[Given task] Check each line of the material. Copy those containing "концу".
Start of Source material
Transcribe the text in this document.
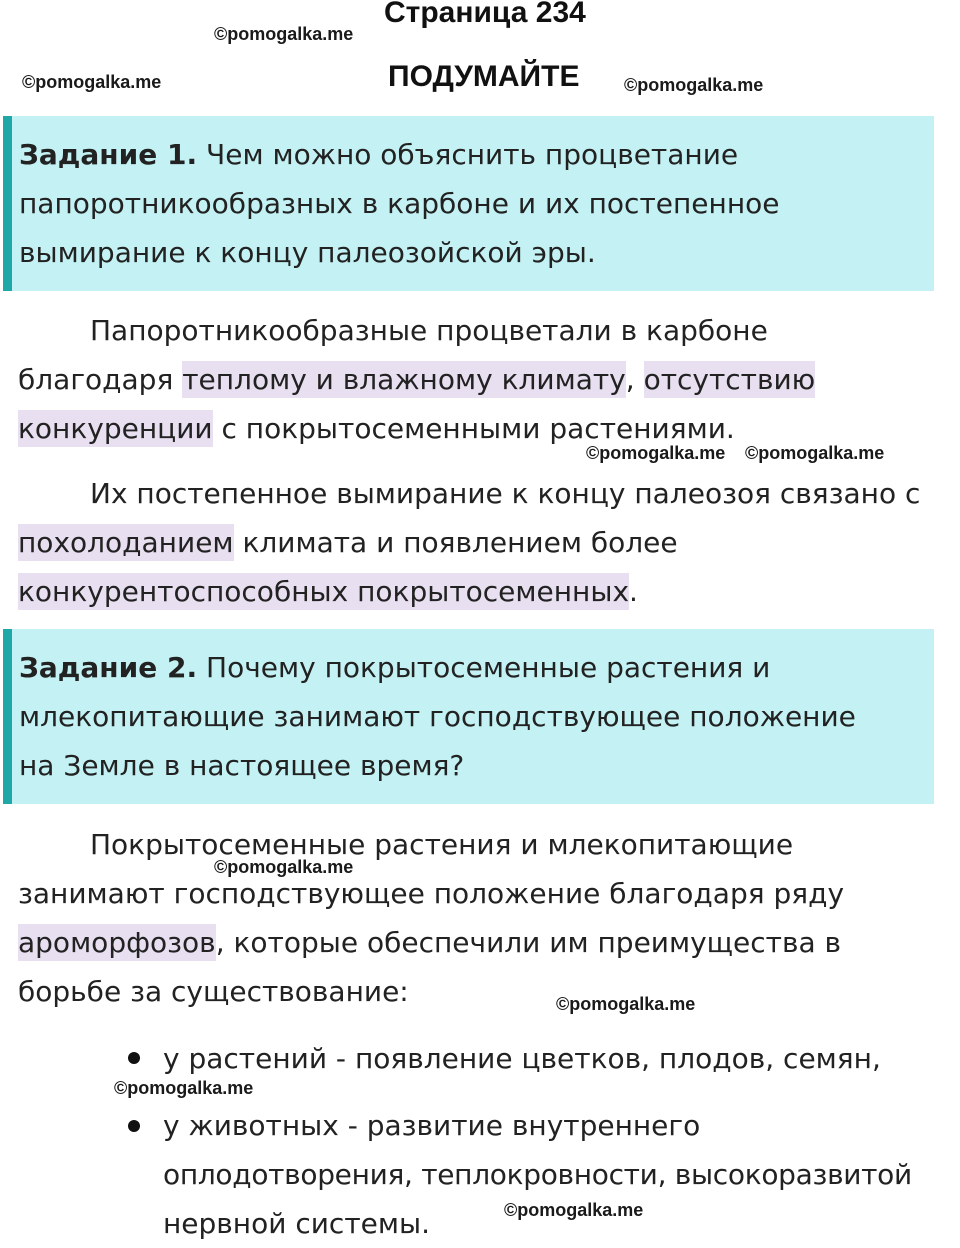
Страница 234
ПОДУМАЙТЕ
©pomogalka.me
©pomogalka.me	©pomogalka.me
©pomogalka.me ©pomogalka.me
©pomogalka.me
©pomogalka.me
©pomogalka.me
©pomogalka.me
Задание 1. Чем можно объяснить процветание
папоротникообразных в карбоне и их постепенное
вымирание к концу палеозойской эры.
Папоротникообразные процветали в карбоне
благодаря теплому и влажному климату, отсутствию
конкуренции с покрытосеменными растениями.
Их постепенное вымирание к концу палеозоя связано с
похолоданием климата и появлением более
конкурентоспособных покрытосеменных.
Задание 2. Почему покрытосеменные растения и
млекопитающие занимают господствующее положение
на Земле в настоящее время?
Покрытосеменные растения и млекопитающие
занимают господствующее положение благодаря ряду
ароморфозов, которые обеспечили им преимущества в
борьбе за существование:
у растений - появление цветков, плодов, семян,
у животных - развитие внутреннего
оплодотворения, теплокровности, высокоразвитой
нервной системы.
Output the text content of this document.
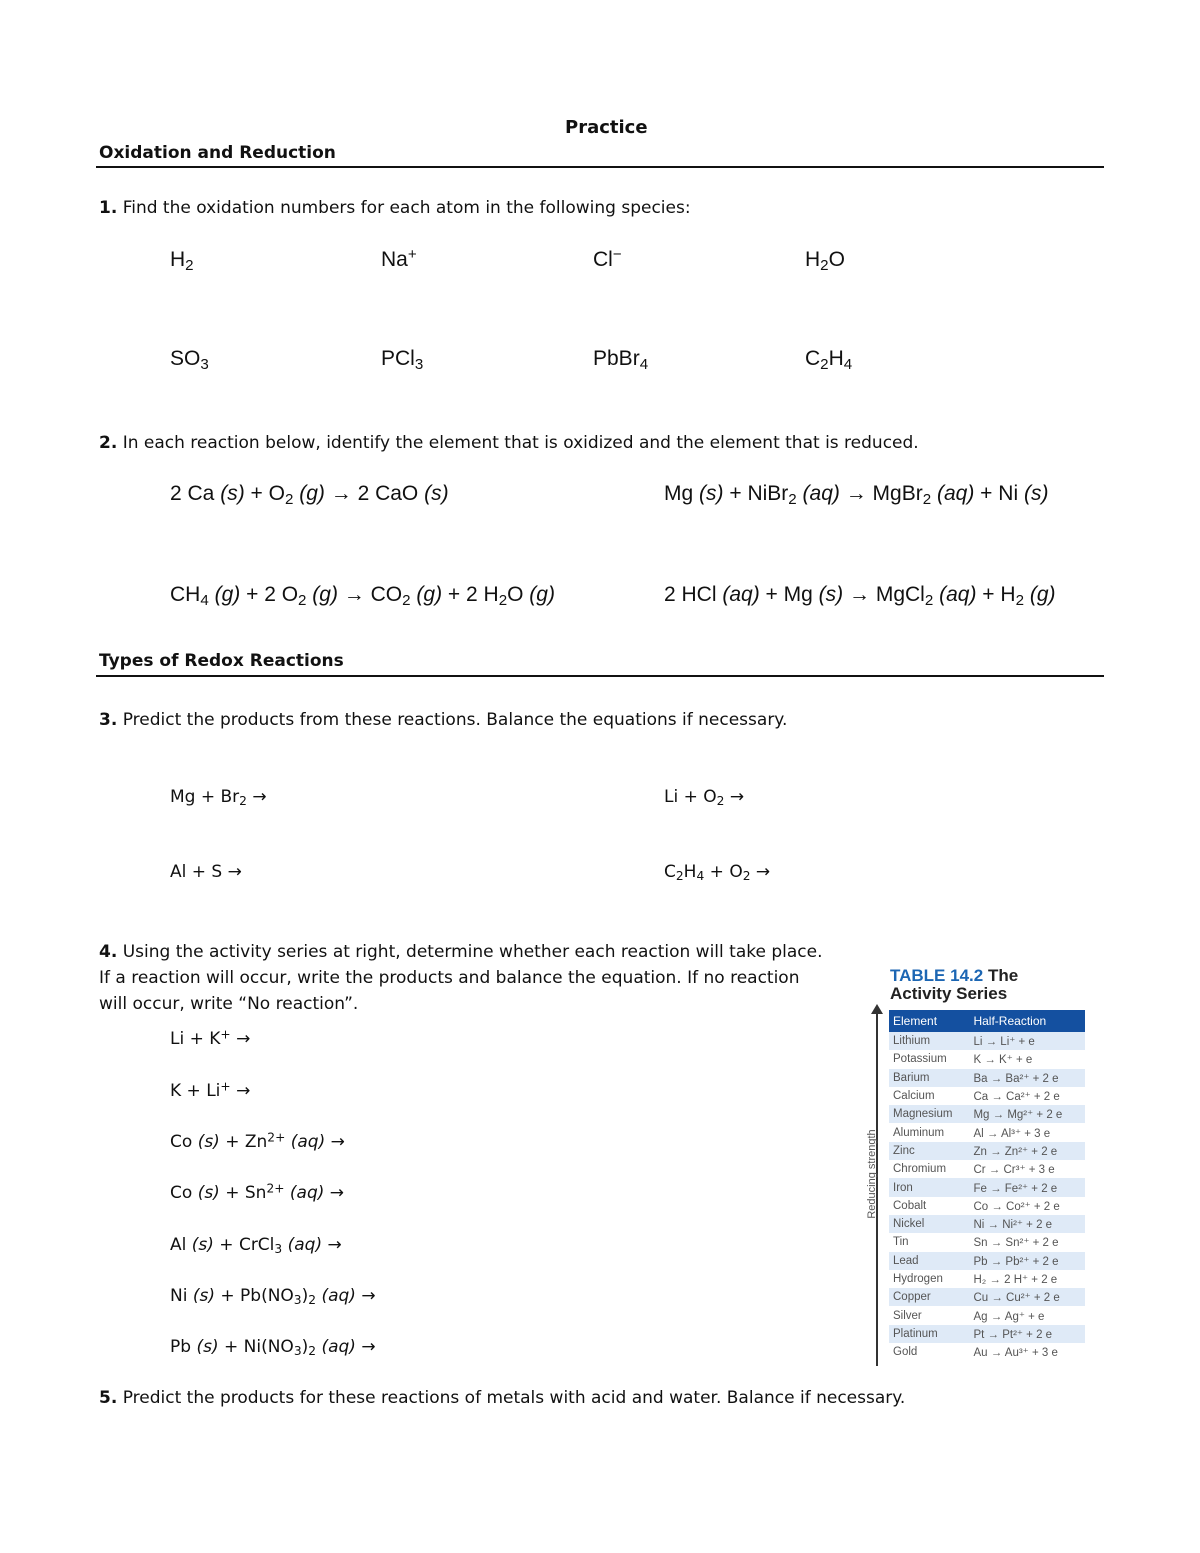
Practice
Oxidation and Reduction
1. Find the oxidation numbers for each atom in the following species:
$H_2$	Na+	Cl−	$H_2O$
$SO_3$	PCl$_3$	PbBr$_4$	$C_2H_4$
2. In each reaction below, identify the element that is oxidized and the element that is reduced.
2 Ca $(s) + O_2$ (g) → 2 CaO (s)	Mg (s) + NiBr$_2$ (aq) → MgBr$_2$ (aq) + Ni (s)
$CH_4$ (g) + 2 $O_2$ $(g) \to CO_2$ (g) + 2 $H_2O$ (g)	2 HCl (aq) + Mg (s) → MgCl$_2$ $(aq) + H_2$ (g)
Types of Redox Reactions
3. Predict the products from these reactions. Balance the equations if necessary.
$Mg + Br_2$ →	$Li + O_2$ →
Al + S →	$C_2H_4 + O_2$ →
4. Using the activity series at right, determine whether each reaction will take place.
If a reaction will occur, write the products and balance the equation. If no reaction
will occur, write “No reaction”.
Li + K+ →
K + Li+ →
Co $(s) + Zn^{2+}$ (aq) →
Co $(s) + Sn^{2+}$ (aq) →
Al (s) + CrCl$_3$ (aq) →
Ni $(s) + Pb(NO_3)_2$ (aq) →
Pb $(s) + Ni(NO_3)_2$ (aq) →
TABLE 14.2 The
Activity Series
Reducing strength
Element	Half-Reaction
Lithium	Li → Li⁺ + e
Potassium	K → K⁺ + e
Barium	Ba → Ba²⁺ + 2 e
Calcium	Ca → Ca²⁺ + 2 e
Magnesium	Mg → Mg²⁺ + 2 e
Aluminum	Al → Al³⁺ + 3 e
Zinc	Zn → Zn²⁺ + 2 e
Chromium	Cr → Cr³⁺ + 3 e
Iron	Fe → Fe²⁺ + 2 e
Cobalt	Co → Co²⁺ + 2 e
Nickel	Ni → Ni²⁺ + 2 e
Tin	Sn → Sn²⁺ + 2 e
Lead	Pb → Pb²⁺ + 2 e
Hydrogen	H₂ → 2 H⁺ + 2 e
Copper	Cu → Cu²⁺ + 2 e
Silver	Ag → Ag⁺ + e
Platinum	Pt → Pt²⁺ + 2 e
Gold	Au → Au³⁺ + 3 e
5. Predict the products for these reactions of metals with acid and water. Balance if necessary.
End of Source material
[Correct answer]
вымирание к концу палеозойской эры.
Их постепенное вымирание к концу палеозоя связано с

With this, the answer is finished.